[Annotations of layout elements]
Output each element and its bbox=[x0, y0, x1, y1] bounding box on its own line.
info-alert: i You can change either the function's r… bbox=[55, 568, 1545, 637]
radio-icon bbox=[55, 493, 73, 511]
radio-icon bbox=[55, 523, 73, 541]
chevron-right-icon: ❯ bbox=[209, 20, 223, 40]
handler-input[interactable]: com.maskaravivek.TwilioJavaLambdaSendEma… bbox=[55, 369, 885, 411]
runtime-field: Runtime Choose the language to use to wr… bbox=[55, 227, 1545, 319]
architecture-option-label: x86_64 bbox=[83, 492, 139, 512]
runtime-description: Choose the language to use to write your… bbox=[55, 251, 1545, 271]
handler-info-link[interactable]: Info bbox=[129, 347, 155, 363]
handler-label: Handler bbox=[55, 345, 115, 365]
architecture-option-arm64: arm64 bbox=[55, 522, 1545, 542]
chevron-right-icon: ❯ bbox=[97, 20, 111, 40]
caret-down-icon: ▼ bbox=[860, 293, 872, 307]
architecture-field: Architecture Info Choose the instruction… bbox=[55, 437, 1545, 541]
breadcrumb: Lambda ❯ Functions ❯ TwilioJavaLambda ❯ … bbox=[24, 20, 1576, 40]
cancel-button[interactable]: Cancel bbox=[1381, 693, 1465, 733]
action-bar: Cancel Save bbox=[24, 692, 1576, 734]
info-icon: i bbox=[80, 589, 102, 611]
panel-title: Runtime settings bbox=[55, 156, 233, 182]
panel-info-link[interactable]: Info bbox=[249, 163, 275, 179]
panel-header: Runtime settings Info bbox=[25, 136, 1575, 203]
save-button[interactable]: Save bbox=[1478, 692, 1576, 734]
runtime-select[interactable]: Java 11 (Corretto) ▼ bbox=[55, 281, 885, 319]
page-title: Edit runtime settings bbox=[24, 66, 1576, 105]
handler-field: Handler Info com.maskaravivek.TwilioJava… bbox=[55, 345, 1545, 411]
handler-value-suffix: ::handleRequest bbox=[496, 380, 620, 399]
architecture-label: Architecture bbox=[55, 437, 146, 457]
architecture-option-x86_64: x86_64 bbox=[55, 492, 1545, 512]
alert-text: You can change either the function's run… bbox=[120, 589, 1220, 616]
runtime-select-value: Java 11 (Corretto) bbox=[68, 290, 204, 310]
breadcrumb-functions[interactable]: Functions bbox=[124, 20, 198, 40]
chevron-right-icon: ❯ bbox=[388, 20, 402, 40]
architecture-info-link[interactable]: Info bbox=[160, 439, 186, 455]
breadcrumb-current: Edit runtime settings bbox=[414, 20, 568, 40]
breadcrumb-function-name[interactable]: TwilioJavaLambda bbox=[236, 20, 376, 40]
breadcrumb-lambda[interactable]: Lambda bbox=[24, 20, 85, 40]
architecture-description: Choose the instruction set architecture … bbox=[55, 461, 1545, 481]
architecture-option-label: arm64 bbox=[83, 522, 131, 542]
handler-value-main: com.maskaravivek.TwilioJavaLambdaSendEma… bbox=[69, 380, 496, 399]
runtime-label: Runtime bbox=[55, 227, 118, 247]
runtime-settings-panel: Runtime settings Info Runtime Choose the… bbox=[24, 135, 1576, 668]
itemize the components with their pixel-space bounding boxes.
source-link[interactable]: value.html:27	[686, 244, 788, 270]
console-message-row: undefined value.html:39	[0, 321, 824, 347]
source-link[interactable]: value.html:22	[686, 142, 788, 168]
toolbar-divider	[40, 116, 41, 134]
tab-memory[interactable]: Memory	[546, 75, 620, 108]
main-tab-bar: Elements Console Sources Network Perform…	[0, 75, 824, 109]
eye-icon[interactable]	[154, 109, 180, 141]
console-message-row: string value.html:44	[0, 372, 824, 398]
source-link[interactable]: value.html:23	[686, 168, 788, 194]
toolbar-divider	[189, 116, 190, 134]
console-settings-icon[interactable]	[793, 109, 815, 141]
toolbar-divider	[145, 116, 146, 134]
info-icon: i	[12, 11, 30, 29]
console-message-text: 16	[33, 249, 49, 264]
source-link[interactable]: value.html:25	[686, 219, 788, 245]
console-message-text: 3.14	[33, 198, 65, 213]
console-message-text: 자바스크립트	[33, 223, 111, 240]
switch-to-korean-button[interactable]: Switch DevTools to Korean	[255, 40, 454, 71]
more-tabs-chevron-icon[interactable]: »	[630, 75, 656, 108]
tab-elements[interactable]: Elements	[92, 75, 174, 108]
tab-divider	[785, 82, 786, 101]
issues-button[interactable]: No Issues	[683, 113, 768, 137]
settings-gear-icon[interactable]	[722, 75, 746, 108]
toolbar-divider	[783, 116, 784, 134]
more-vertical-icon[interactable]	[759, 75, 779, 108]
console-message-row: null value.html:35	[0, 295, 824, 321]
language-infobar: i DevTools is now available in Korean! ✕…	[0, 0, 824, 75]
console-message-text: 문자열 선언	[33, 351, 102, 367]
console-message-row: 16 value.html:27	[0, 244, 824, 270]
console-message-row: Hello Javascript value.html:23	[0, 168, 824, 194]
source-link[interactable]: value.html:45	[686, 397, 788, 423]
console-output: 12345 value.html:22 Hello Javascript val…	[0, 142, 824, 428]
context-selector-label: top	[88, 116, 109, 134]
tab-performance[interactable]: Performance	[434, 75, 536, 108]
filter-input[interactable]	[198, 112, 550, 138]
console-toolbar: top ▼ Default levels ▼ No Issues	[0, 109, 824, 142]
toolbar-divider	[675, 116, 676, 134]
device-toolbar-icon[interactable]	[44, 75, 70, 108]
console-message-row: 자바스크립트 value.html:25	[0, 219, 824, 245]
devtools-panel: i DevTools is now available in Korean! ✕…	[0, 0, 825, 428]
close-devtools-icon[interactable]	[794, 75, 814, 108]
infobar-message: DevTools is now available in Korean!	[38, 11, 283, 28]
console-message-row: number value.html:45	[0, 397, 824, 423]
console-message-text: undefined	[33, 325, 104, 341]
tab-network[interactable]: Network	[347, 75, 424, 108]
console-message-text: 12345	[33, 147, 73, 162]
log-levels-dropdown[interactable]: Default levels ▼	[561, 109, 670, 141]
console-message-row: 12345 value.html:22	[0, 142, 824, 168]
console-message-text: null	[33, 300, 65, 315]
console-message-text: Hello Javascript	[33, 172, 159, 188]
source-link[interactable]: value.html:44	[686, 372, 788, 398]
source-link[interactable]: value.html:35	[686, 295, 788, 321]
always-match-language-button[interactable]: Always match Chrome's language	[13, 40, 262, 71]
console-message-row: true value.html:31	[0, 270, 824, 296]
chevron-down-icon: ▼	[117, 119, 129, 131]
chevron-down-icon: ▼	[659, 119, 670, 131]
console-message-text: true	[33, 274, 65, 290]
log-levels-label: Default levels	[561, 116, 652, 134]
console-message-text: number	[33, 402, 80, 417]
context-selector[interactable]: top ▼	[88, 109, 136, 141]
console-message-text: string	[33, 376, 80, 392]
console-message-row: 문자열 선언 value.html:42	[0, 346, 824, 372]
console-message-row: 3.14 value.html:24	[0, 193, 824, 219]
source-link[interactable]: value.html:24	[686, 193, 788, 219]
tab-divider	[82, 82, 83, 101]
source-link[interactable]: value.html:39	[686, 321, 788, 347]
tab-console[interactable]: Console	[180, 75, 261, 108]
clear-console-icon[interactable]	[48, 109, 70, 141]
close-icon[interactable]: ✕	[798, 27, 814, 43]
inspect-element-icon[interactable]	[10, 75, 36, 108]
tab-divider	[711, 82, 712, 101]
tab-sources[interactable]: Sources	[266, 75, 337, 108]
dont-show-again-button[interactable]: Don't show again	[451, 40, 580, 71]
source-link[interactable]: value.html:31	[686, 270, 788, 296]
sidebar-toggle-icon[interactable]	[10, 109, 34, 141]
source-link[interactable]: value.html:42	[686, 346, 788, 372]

> _Problem requirements_
Copy the material word for word, from its first line through the line that contains "handler-info-link[interactable]: Info bbox=[129, 347, 155, 363]".

> _Expected answer_
Output each element and its bbox=[x0, y0, x1, y1] bounding box on its own line.
info-alert: i You can change either the function's r… bbox=[55, 568, 1545, 637]
radio-icon bbox=[55, 493, 73, 511]
radio-icon bbox=[55, 523, 73, 541]
chevron-right-icon: ❯ bbox=[209, 20, 223, 40]
handler-input[interactable]: com.maskaravivek.TwilioJavaLambdaSendEma… bbox=[55, 369, 885, 411]
runtime-field: Runtime Choose the language to use to wr… bbox=[55, 227, 1545, 319]
architecture-option-label: x86_64 bbox=[83, 492, 139, 512]
runtime-description: Choose the language to use to write your… bbox=[55, 251, 1545, 271]
handler-info-link[interactable]: Info bbox=[129, 347, 155, 363]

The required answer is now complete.